Entries:
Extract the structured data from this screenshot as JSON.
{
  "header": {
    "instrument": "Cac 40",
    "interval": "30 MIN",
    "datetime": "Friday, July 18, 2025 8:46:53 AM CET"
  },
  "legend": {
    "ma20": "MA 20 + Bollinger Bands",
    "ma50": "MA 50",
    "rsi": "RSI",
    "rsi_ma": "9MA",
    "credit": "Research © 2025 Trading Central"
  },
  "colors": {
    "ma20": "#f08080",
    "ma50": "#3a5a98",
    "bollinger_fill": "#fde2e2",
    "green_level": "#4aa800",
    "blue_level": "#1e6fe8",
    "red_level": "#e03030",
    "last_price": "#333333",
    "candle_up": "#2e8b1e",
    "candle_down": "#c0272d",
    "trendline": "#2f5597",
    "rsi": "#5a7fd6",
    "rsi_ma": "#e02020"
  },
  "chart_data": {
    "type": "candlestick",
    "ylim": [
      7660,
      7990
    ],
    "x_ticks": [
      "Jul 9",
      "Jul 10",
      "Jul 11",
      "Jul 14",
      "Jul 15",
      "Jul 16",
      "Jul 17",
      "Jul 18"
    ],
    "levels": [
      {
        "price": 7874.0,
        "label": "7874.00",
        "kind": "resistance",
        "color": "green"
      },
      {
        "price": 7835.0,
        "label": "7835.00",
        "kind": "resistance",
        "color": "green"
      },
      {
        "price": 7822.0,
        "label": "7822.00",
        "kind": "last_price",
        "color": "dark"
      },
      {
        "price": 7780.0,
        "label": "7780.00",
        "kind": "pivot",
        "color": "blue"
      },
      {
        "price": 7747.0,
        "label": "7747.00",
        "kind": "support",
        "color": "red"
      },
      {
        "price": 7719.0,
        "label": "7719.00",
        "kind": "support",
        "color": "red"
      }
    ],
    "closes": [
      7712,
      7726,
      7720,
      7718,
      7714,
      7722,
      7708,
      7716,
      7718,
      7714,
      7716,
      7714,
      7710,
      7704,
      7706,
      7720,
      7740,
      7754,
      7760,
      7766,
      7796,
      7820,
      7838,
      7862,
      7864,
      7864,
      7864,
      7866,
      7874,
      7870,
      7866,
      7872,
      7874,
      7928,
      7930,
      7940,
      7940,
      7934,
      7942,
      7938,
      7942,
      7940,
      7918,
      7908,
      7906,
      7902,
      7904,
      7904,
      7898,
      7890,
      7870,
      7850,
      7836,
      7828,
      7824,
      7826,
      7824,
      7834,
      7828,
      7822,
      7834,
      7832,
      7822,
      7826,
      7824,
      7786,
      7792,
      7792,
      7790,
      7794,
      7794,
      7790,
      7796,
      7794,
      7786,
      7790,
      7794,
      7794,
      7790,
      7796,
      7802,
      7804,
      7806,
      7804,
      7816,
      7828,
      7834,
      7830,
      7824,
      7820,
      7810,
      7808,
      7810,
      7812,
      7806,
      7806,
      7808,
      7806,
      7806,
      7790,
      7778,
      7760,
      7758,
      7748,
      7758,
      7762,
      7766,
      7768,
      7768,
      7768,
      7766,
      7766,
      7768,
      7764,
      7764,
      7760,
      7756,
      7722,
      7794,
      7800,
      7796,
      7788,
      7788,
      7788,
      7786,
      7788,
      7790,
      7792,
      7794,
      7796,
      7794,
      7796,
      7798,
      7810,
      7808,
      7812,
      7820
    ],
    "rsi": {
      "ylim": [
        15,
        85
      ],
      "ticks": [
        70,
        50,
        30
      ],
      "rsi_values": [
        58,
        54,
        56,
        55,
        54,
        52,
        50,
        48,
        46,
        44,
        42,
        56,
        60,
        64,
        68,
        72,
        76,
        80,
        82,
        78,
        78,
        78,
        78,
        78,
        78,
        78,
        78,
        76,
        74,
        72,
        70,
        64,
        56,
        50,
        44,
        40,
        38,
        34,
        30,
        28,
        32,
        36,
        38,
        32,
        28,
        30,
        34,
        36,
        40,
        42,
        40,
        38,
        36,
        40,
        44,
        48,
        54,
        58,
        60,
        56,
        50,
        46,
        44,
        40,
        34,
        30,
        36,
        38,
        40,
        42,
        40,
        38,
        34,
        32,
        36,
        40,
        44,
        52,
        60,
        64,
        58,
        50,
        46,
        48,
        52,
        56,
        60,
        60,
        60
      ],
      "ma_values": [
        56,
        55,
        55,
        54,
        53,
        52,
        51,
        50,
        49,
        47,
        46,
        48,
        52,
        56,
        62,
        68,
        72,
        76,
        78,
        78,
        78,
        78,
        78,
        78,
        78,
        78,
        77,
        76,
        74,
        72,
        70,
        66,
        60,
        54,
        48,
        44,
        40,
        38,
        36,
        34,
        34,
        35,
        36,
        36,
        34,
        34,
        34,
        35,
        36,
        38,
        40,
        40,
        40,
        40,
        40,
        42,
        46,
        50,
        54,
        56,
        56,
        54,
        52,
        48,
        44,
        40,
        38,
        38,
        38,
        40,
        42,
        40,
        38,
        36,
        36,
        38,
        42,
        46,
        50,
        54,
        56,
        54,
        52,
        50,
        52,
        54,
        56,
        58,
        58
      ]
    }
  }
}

Directions: Reproduce each record exactly, leaving nothing out.

Result:
Extract the structured data from this screenshot as JSON.
{
  "header": {
    "instrument": "Cac 40",
    "interval": "30 MIN",
    "datetime": "Friday, July 18, 2025 8:46:53 AM CET"
  },
  "legend": {
    "ma20": "MA 20 + Bollinger Bands",
    "ma50": "MA 50",
    "rsi": "RSI",
    "rsi_ma": "9MA",
    "credit": "Research © 2025 Trading Central"
  },
  "colors": {
    "ma20": "#f08080",
    "ma50": "#3a5a98",
    "bollinger_fill": "#fde2e2",
    "green_level": "#4aa800",
    "blue_level": "#1e6fe8",
    "red_level": "#e03030",
    "last_price": "#333333",
    "candle_up": "#2e8b1e",
    "candle_down": "#c0272d",
    "trendline": "#2f5597",
    "rsi": "#5a7fd6",
    "rsi_ma": "#e02020"
  },
  "chart_data": {
    "type": "candlestick",
    "ylim": [
      7660,
      7990
    ],
    "x_ticks": [
      "Jul 9",
      "Jul 10",
      "Jul 11",
      "Jul 14",
      "Jul 15",
      "Jul 16",
      "Jul 17",
      "Jul 18"
    ],
    "levels": [
      {
        "price": 7874.0,
        "label": "7874.00",
        "kind": "resistance",
        "color": "green"
      },
      {
        "price": 7835.0,
        "label": "7835.00",
        "kind": "resistance",
        "color": "green"
      },
      {
        "price": 7822.0,
        "label": "7822.00",
        "kind": "last_price",
        "color": "dark"
      },
      {
        "price": 7780.0,
        "label": "7780.00",
        "kind": "pivot",
        "color": "blue"
      },
      {
        "price": 7747.0,
        "label": "7747.00",
        "kind": "support",
        "color": "red"
      },
      {
        "price": 7719.0,
        "label": "7719.00",
        "kind": "support",
        "color": "red"
      }
    ],
    "closes": [
      7712,
      7726,
      7720,
      7718,
      7714,
      7722,
      7708,
      7716,
      7718,
      7714,
      7716,
      7714,
      7710,
      7704,
      7706,
      7720,
      7740,
      7754,
      7760,
      7766,
      7796,
      7820,
      7838,
      7862,
      7864,
      7864,
      7864,
      7866,
      7874,
      7870,
      7866,
      7872,
      7874,
      7928,
      7930,
      7940,
      7940,
      7934,
      7942,
      7938,
      7942,
      7940,
      7918,
      7908,
      7906,
      7902,
      7904,
      7904,
      7898,
      7890,
      7870,
      7850,
      7836,
      7828,
      7824,
      7826,
      7824,
      7834,
      7828,
      7822,
      7834,
      7832,
      7822,
      7826,
      7824,
      7786,
      7792,
      7792,
      7790,
      7794,
      7794,
      7790,
      7796,
      7794,
      7786,
      7790,
      7794,
      7794,
      7790,
      7796,
      7802,
      7804,
      7806,
      7804,
      7816,
      7828,
      7834,
      7830,
      7824,
      7820,
      7810,
      7808,
      7810,
      7812,
      7806,
      7806,
      7808,
      7806,
      7806,
      7790,
      7778,
      7760,
      7758,
      7748,
      7758,
      7762,
      7766,
      7768,
      7768,
      7768,
      7766,
      7766,
      7768,
      7764,
      7764,
      7760,
      7756,
      7722,
      7794,
      7800,
      7796,
      7788,
      7788,
      7788,
      7786,
      7788,
      7790,
      7792,
      7794,
      7796,
      7794,
      7796,
      7798,
      7810,
      7808,
      7812,
      7820
    ],
    "rsi": {
      "ylim": [
        15,
        85
      ],
      "ticks": [
        70,
        50,
        30
      ],
      "rsi_values": [
        58,
        54,
        56,
        55,
        54,
        52,
        50,
        48,
        46,
        44,
        42,
        56,
        60,
        64,
        68,
        72,
        76,
        80,
        82,
        78,
        78,
        78,
        78,
        78,
        78,
        78,
        78,
        76,
        74,
        72,
        70,
        64,
        56,
        50,
        44,
        40,
        38,
        34,
        30,
        28,
        32,
        36,
        38,
        32,
        28,
        30,
        34,
        36,
        40,
        42,
        40,
        38,
        36,
        40,
        44,
        48,
        54,
        58,
        60,
        56,
        50,
        46,
        44,
        40,
        34,
        30,
        36,
        38,
        40,
        42,
        40,
        38,
        34,
        32,
        36,
        40,
        44,
        52,
        60,
        64,
        58,
        50,
        46,
        48,
        52,
        56,
        60,
        60,
        60
      ],
      "ma_values": [
        56,
        55,
        55,
        54,
        53,
        52,
        51,
        50,
        49,
        47,
        46,
        48,
        52,
        56,
        62,
        68,
        72,
        76,
        78,
        78,
        78,
        78,
        78,
        78,
        78,
        78,
        77,
        76,
        74,
        72,
        70,
        66,
        60,
        54,
        48,
        44,
        40,
        38,
        36,
        34,
        34,
        35,
        36,
        36,
        34,
        34,
        34,
        35,
        36,
        38,
        40,
        40,
        40,
        40,
        40,
        42,
        46,
        50,
        54,
        56,
        56,
        54,
        52,
        48,
        44,
        40,
        38,
        38,
        38,
        40,
        42,
        40,
        38,
        36,
        36,
        38,
        42,
        46,
        50,
        54,
        56,
        54,
        52,
        50,
        52,
        54,
        56,
        58,
        58
      ]
    }
  }
}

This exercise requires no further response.